▶ DIRECTION:
Find how many lines in the material hold the word "type", then state that number and nothing more.

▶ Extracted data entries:
>> Start
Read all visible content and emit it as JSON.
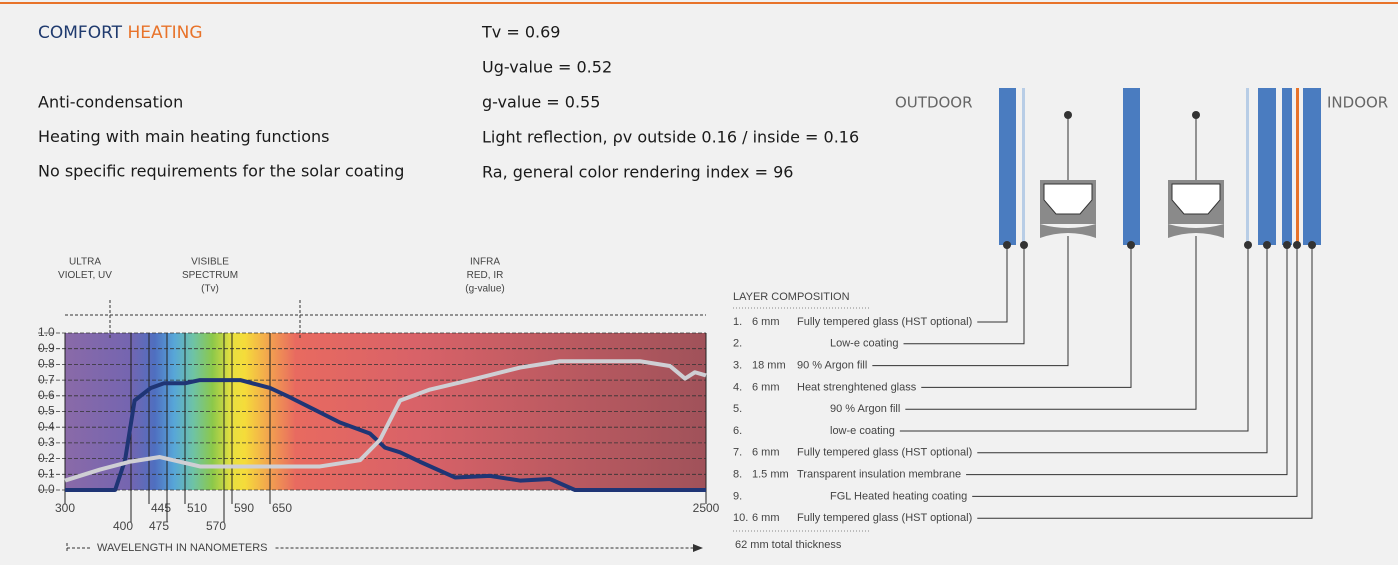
{
  "title": {
    "part1": "COMFORT",
    "part2": "HEATING"
  },
  "features": [
    "Anti-condensation",
    "Heating with main heating functions",
    "No specific requirements for the solar coating"
  ],
  "properties": [
    "Tv = 0.69",
    "Ug-value = 0.52",
    "g-value = 0.55",
    "Light reflection, ρv outside 0.16 / inside = 0.16",
    "Ra, general color rendering index = 96"
  ],
  "diagram": {
    "outdoor": "OUTDOOR",
    "indoor": "INDOOR"
  },
  "layers": {
    "heading": "LAYER COMPOSITION",
    "items": [
      {
        "num": "1.",
        "thickness": "6 mm",
        "name": "Fully tempered glass (HST optional)"
      },
      {
        "num": "2.",
        "name": "Low-e coating"
      },
      {
        "num": "3.",
        "thickness": "18 mm",
        "name": "90 % Argon fill"
      },
      {
        "num": "4.",
        "thickness": "6 mm",
        "name": "Heat strenghtened glass"
      },
      {
        "num": "5.",
        "name": "90 % Argon fill"
      },
      {
        "num": "6.",
        "name": "low-e coating"
      },
      {
        "num": "7.",
        "thickness": "6 mm",
        "name": "Fully tempered glass (HST optional)"
      },
      {
        "num": "8.",
        "thickness": "1.5 mm",
        "name": "Transparent insulation membrane"
      },
      {
        "num": "9.",
        "name": "FGL Heated heating coating"
      },
      {
        "num": "10.",
        "thickness": "6 mm",
        "name": "Fully tempered glass (HST optional)"
      }
    ],
    "total": "62 mm total thickness"
  },
  "chart_data": {
    "type": "line",
    "regions": [
      [
        "ULTRA",
        "VIOLET, UV"
      ],
      [
        "VISIBLE",
        "SPECTRUM",
        "(Tv)"
      ],
      [
        "INFRA",
        "RED, IR",
        "(g-value)"
      ]
    ],
    "x_label": "WAVELENGTH IN NANOMETERS",
    "xlim": [
      300,
      2500
    ],
    "xticks": [
      300,
      400,
      445,
      475,
      510,
      570,
      590,
      650,
      2500
    ],
    "ylim": [
      0,
      1
    ],
    "yticks": [
      {
        "value": 0,
        "label": "0.0"
      },
      0.1,
      0.2,
      0.3,
      0.4,
      0.5,
      0.6,
      0.7,
      0.8,
      0.9,
      {
        "value": 1,
        "label": "1.0"
      }
    ],
    "grid": true,
    "series": [
      {
        "color": "#1f3575",
        "x": [
          300,
          376,
          391,
          409,
          448,
          470,
          510,
          533,
          603,
          650,
          735,
          841,
          947,
          1074,
          1138,
          1202,
          1286,
          1435,
          1583,
          1711,
          1838,
          1944,
          2500
        ],
        "values": [
          0,
          0,
          0.19,
          0.57,
          0.65,
          0.68,
          0.68,
          0.7,
          0.7,
          0.65,
          0.59,
          0.51,
          0.43,
          0.36,
          0.27,
          0.24,
          0.18,
          0.08,
          0.09,
          0.06,
          0.07,
          0,
          0
        ]
      },
      {
        "color": "#cfcfd4",
        "x": [
          300,
          353,
          398,
          463,
          533,
          603,
          650,
          862,
          947,
          1032,
          1117,
          1202,
          1329,
          1499,
          1711,
          1880,
          2220,
          2347,
          2411,
          2453,
          2500
        ],
        "values": [
          0.06,
          0.13,
          0.18,
          0.21,
          0.15,
          0.15,
          0.15,
          0.15,
          0.17,
          0.19,
          0.32,
          0.57,
          0.64,
          0.7,
          0.78,
          0.82,
          0.82,
          0.79,
          0.71,
          0.75,
          0.73
        ]
      }
    ]
  }
}
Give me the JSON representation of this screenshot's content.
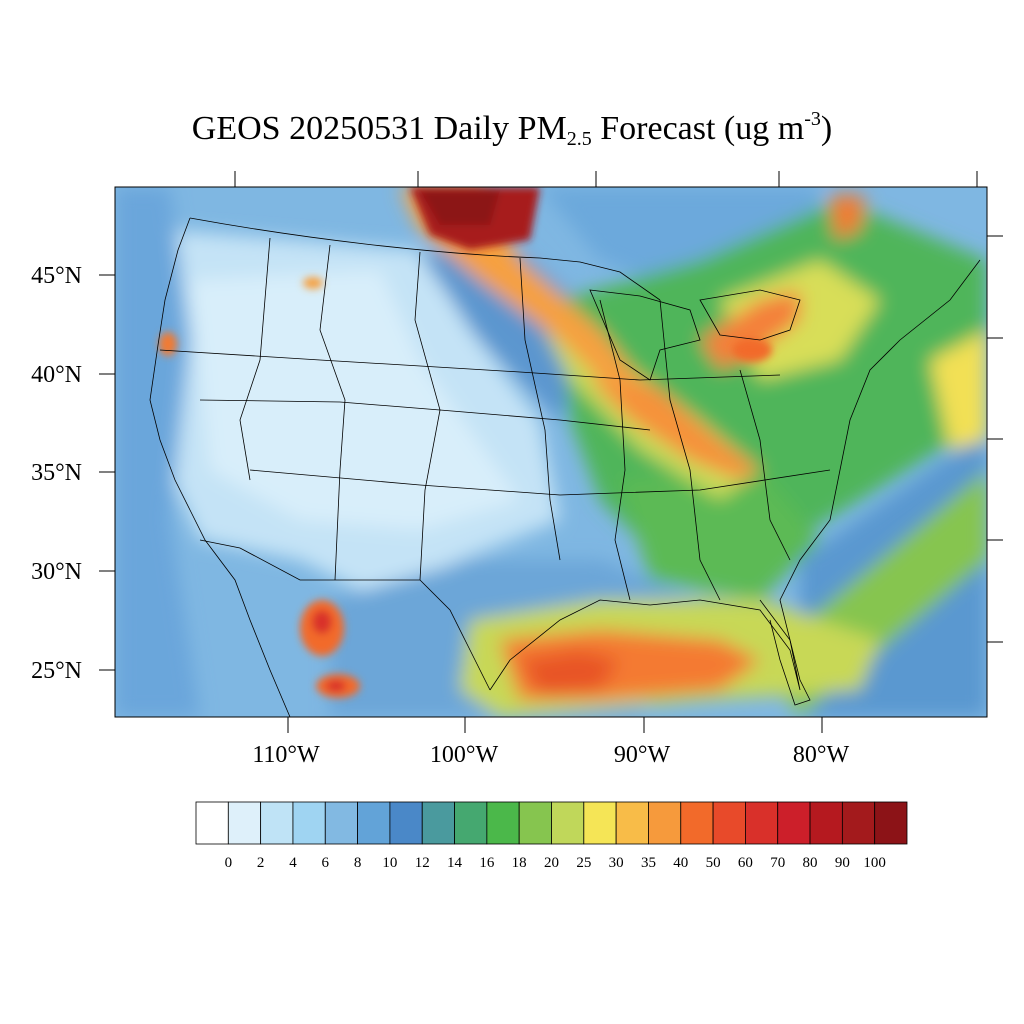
{
  "title": {
    "prefix": "GEOS 20250531 Daily PM",
    "subscript": "2.5",
    "middle": " Forecast (ug m",
    "superscript": "-3",
    "suffix": ")"
  },
  "map": {
    "region": "Contiguous United States",
    "lat_labels": [
      "45°N",
      "40°N",
      "35°N",
      "30°N",
      "25°N"
    ],
    "lon_labels": [
      "110°W",
      "100°W",
      "90°W",
      "80°W"
    ],
    "background_color": "#7fb7e2"
  },
  "colorbar": {
    "labels": [
      "0",
      "2",
      "4",
      "6",
      "8",
      "10",
      "12",
      "14",
      "16",
      "18",
      "20",
      "25",
      "30",
      "35",
      "40",
      "50",
      "60",
      "70",
      "80",
      "90",
      "100"
    ],
    "colors": [
      "#ffffff",
      "#def0fa",
      "#bfe3f6",
      "#9fd4f2",
      "#82b9e2",
      "#62a3d8",
      "#4a88c8",
      "#4a9a9e",
      "#45a870",
      "#4bb84a",
      "#86c54f",
      "#c0d75a",
      "#f5e556",
      "#f8bc48",
      "#f69a3c",
      "#f26a2a",
      "#e84a2a",
      "#d9302a",
      "#cc1f2a",
      "#b5191f",
      "#a31a1c",
      "#8c1317"
    ]
  }
}
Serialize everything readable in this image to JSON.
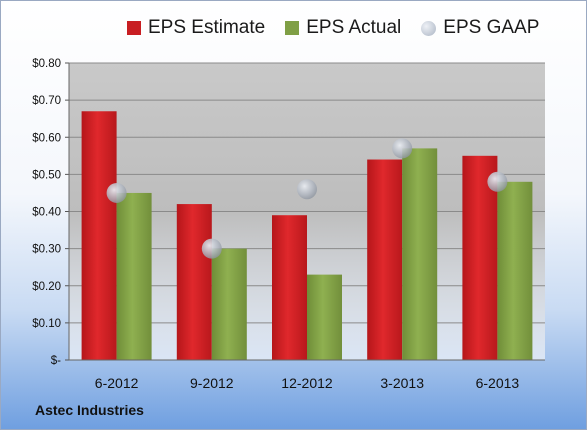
{
  "chart_data": {
    "type": "bar",
    "categories": [
      "6-2012",
      "9-2012",
      "12-2012",
      "3-2013",
      "6-2013"
    ],
    "series": [
      {
        "name": "EPS Estimate",
        "type": "bar",
        "color": "#c81e22",
        "values": [
          0.67,
          0.42,
          0.39,
          0.54,
          0.55
        ]
      },
      {
        "name": "EPS Actual",
        "type": "bar",
        "color": "#7f9f45",
        "values": [
          0.45,
          0.3,
          0.23,
          0.57,
          0.48
        ]
      },
      {
        "name": "EPS GAAP",
        "type": "scatter",
        "color": "#b8c2d0",
        "values": [
          0.45,
          0.3,
          0.46,
          0.57,
          0.48
        ]
      }
    ],
    "yticks": [
      {
        "value": 0,
        "label": "$-"
      },
      {
        "value": 0.1,
        "label": "$0.10"
      },
      {
        "value": 0.2,
        "label": "$0.20"
      },
      {
        "value": 0.3,
        "label": "$0.30"
      },
      {
        "value": 0.4,
        "label": "$0.40"
      },
      {
        "value": 0.5,
        "label": "$0.50"
      },
      {
        "value": 0.6,
        "label": "$0.60"
      },
      {
        "value": 0.7,
        "label": "$0.70"
      },
      {
        "value": 0.8,
        "label": "$0.80"
      }
    ],
    "ylim": [
      0,
      0.8
    ],
    "grid": true,
    "legend": "top"
  },
  "footer": {
    "company": "Astec Industries"
  }
}
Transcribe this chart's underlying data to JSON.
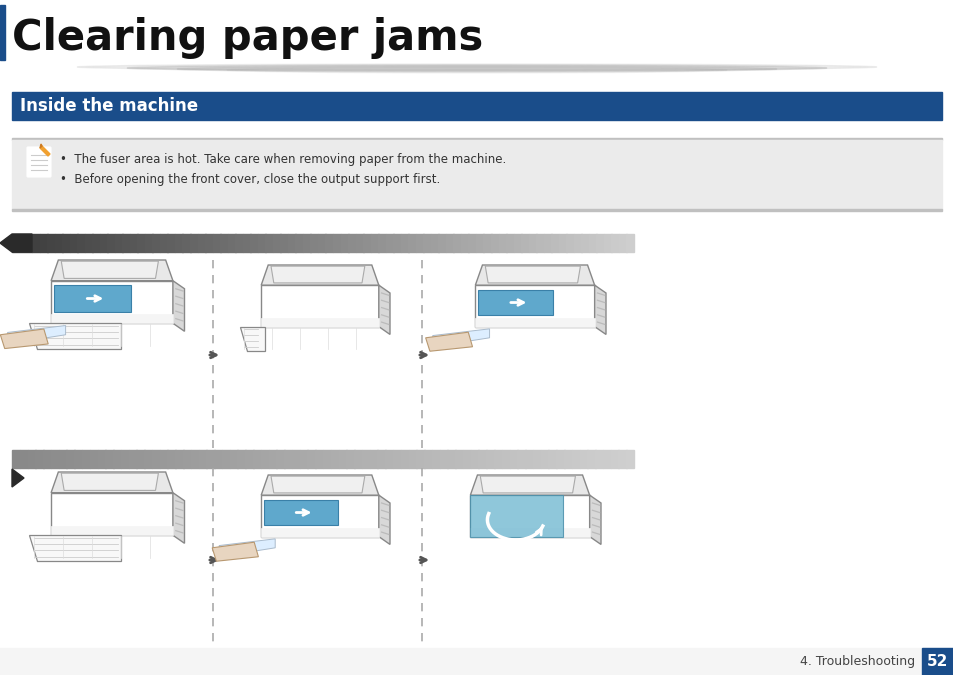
>> End
▶ RESULT OF THE TASK:
5